## Stored rows
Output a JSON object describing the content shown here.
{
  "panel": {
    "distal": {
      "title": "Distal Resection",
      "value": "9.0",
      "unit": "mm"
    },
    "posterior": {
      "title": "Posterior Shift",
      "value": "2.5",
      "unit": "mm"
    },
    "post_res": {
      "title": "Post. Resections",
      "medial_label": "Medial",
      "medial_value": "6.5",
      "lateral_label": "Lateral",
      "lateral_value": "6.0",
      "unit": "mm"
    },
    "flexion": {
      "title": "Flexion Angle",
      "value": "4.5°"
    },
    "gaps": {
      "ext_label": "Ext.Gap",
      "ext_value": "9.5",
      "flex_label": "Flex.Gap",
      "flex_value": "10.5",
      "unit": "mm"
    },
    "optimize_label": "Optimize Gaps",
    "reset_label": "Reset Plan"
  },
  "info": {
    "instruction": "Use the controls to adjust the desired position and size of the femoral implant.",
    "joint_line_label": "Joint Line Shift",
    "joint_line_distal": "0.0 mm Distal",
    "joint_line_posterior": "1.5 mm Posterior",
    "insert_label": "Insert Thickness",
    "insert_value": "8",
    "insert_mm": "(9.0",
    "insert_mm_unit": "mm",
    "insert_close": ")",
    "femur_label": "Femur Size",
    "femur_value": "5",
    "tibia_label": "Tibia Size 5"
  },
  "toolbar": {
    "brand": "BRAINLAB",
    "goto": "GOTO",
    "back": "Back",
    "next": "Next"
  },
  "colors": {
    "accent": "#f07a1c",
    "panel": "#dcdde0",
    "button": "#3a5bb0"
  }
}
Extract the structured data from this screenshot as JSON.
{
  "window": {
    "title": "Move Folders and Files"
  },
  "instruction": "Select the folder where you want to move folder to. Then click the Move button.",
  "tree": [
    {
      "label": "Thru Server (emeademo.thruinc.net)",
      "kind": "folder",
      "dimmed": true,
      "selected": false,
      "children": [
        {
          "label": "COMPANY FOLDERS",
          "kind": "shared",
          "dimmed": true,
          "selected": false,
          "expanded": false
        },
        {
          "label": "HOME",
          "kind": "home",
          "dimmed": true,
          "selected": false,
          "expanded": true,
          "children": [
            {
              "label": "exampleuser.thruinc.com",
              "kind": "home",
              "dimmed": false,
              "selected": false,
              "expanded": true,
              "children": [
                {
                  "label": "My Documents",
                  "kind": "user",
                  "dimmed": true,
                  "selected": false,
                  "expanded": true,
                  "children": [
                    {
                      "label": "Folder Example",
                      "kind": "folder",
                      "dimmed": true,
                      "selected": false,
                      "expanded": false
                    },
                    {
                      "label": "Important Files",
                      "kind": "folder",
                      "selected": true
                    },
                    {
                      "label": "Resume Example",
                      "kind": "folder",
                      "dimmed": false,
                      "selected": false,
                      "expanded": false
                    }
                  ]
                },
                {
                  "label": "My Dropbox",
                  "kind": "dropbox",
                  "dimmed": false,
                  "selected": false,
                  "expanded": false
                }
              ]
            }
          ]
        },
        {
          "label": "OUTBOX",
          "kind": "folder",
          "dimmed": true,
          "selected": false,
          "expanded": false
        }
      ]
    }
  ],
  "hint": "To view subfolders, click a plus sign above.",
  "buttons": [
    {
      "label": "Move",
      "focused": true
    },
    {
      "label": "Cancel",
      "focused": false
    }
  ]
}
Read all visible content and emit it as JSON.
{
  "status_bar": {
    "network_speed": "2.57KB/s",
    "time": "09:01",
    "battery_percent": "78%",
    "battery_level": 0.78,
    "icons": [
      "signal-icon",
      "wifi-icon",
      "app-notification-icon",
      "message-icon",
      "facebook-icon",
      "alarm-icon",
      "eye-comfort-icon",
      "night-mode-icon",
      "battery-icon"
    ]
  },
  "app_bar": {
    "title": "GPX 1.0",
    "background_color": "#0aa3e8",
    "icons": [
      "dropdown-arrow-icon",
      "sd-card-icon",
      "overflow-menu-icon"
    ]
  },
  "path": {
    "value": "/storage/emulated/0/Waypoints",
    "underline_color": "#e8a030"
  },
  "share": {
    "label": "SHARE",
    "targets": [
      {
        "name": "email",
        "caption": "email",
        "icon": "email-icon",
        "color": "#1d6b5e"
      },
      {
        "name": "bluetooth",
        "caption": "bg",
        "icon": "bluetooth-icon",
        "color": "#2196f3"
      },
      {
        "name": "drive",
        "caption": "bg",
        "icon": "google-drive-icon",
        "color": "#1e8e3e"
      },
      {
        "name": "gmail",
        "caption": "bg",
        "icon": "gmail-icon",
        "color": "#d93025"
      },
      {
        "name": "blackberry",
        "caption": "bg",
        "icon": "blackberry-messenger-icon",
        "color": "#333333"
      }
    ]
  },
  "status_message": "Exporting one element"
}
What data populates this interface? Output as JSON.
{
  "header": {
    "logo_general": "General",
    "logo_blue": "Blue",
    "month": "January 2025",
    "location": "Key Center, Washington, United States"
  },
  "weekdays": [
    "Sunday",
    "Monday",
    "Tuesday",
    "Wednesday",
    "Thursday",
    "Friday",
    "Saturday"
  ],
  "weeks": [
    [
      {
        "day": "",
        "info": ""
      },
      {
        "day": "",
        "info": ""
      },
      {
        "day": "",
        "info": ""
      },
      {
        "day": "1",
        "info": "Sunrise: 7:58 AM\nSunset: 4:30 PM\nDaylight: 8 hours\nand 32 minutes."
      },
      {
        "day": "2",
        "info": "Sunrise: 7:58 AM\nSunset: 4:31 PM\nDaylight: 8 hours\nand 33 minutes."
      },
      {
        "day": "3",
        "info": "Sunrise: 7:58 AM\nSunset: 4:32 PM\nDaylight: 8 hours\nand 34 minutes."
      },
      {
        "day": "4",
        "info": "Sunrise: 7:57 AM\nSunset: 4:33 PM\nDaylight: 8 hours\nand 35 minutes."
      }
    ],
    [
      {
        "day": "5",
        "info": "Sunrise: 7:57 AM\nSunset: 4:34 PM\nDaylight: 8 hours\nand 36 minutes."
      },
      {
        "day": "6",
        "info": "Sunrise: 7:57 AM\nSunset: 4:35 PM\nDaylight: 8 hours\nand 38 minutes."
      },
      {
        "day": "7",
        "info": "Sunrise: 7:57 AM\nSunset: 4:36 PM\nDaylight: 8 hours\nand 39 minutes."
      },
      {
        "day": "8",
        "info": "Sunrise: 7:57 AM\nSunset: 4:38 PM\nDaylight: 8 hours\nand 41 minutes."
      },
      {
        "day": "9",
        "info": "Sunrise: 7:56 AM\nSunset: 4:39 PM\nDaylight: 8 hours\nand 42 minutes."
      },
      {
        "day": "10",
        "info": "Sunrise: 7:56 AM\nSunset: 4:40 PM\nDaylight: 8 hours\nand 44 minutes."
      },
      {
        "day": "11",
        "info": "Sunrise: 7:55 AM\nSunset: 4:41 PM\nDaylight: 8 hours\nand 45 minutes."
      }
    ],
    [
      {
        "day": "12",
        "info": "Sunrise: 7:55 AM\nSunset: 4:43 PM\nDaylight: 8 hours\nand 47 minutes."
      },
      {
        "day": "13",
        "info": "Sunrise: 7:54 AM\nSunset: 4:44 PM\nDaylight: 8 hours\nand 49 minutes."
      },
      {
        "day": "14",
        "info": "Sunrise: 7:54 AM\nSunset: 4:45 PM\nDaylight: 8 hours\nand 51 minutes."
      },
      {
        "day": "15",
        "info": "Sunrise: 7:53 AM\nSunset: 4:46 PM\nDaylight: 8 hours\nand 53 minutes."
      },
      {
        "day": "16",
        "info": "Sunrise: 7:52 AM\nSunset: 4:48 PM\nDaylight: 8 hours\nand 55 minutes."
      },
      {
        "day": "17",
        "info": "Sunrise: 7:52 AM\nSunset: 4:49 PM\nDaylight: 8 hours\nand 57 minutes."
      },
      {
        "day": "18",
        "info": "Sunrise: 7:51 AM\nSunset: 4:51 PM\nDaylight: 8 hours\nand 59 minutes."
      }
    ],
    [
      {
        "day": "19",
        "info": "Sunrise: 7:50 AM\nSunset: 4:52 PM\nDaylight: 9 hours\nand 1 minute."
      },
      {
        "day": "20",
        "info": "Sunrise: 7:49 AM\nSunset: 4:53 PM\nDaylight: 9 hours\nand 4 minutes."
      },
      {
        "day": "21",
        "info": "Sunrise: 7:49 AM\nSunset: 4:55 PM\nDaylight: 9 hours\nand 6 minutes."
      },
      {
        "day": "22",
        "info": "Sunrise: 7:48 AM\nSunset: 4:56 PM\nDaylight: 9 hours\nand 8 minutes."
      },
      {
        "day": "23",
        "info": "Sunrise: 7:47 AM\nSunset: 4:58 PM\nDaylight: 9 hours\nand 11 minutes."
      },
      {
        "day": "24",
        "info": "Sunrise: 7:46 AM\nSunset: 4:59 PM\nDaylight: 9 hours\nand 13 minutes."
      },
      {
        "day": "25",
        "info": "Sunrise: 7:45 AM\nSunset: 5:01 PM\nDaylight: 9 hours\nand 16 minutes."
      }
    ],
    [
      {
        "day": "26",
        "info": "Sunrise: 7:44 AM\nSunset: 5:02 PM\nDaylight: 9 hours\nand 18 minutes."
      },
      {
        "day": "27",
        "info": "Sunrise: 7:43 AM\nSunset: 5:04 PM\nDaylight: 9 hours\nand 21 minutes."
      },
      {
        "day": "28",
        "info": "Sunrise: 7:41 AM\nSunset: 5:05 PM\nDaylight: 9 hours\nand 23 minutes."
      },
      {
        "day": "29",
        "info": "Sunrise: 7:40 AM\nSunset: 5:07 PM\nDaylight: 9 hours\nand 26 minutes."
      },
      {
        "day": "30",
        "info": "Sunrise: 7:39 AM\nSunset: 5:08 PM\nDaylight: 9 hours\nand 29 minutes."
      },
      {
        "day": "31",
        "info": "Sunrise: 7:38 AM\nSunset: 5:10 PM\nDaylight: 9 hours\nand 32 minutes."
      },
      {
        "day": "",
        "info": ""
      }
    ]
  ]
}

## Job
Above are the records. Identify each line that contains the word "data".

## Result of the task
Extract the structured data from this screenshot as JSON.
What data populates this interface? Output as JSON.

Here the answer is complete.